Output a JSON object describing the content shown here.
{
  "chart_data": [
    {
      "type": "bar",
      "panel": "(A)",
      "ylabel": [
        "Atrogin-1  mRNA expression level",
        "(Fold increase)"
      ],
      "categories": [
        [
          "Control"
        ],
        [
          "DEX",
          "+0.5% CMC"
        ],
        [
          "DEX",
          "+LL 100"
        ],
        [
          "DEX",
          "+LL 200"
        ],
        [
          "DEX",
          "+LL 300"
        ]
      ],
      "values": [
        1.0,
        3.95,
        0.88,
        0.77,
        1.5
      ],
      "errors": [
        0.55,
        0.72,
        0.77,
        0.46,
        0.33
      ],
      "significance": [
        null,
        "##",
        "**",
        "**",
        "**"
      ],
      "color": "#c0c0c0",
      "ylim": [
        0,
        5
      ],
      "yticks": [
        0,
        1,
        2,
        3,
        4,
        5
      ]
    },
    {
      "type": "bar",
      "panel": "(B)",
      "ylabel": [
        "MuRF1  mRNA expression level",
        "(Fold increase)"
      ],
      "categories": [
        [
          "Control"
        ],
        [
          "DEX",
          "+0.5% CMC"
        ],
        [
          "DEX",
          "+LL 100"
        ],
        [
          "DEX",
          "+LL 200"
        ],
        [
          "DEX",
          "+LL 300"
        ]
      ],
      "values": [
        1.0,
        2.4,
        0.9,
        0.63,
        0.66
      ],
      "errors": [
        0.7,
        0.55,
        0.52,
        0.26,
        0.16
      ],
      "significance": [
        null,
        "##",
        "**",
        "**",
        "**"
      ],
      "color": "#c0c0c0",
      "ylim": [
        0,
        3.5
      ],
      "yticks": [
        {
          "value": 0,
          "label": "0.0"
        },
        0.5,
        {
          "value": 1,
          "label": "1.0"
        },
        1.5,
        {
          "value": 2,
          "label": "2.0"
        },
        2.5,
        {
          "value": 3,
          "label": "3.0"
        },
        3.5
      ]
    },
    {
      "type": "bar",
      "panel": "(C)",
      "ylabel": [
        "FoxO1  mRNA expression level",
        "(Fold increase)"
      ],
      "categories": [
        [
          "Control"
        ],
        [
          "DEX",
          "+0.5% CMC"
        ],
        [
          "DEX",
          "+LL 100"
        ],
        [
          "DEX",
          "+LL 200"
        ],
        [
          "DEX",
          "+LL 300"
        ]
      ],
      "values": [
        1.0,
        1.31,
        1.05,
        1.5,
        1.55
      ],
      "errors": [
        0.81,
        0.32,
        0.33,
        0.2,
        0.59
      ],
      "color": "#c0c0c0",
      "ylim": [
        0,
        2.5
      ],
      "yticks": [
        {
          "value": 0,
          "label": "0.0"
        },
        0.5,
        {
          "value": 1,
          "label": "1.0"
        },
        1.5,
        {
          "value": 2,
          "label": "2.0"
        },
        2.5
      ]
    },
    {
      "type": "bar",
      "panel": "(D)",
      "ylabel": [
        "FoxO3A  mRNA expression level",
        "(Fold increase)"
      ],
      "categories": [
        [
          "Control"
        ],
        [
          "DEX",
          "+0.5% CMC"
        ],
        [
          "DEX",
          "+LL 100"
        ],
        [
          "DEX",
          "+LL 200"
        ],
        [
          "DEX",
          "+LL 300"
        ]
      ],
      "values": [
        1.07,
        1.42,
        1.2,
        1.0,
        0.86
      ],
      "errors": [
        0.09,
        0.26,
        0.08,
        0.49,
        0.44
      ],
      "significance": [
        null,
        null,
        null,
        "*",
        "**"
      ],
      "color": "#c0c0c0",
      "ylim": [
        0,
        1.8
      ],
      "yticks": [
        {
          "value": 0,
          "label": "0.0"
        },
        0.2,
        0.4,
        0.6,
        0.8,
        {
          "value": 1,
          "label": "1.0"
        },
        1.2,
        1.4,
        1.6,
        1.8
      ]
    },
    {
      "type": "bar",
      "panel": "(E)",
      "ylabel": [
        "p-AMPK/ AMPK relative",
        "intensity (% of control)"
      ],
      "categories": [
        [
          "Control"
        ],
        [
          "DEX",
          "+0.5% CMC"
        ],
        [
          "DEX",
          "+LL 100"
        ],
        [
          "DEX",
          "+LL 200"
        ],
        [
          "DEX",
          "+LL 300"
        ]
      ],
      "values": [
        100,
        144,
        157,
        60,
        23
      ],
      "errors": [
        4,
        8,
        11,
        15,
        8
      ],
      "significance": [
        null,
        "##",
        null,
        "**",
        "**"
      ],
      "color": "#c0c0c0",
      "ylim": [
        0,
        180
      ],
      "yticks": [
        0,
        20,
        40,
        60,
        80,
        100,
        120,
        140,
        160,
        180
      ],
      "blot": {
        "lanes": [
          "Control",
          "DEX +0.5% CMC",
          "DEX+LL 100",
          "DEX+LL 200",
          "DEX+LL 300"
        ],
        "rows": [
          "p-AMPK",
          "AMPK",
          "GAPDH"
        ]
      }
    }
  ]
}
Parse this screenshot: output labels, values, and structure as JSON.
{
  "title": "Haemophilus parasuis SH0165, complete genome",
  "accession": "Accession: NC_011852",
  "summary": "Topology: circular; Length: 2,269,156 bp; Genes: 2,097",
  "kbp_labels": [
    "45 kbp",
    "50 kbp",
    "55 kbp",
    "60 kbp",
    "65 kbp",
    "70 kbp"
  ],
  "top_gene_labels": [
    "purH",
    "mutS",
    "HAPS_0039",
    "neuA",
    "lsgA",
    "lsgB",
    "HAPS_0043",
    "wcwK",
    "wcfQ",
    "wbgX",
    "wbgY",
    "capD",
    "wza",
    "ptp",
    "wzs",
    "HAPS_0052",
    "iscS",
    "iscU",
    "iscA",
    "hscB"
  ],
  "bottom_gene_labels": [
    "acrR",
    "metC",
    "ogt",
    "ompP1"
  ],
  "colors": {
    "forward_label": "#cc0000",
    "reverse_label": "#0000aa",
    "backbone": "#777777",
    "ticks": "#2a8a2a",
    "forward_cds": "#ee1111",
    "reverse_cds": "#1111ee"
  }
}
==================================================
**Activity:**
In the data above, how many lines carry the string "expression"? Only the number should be given.

**Output of the task:**
4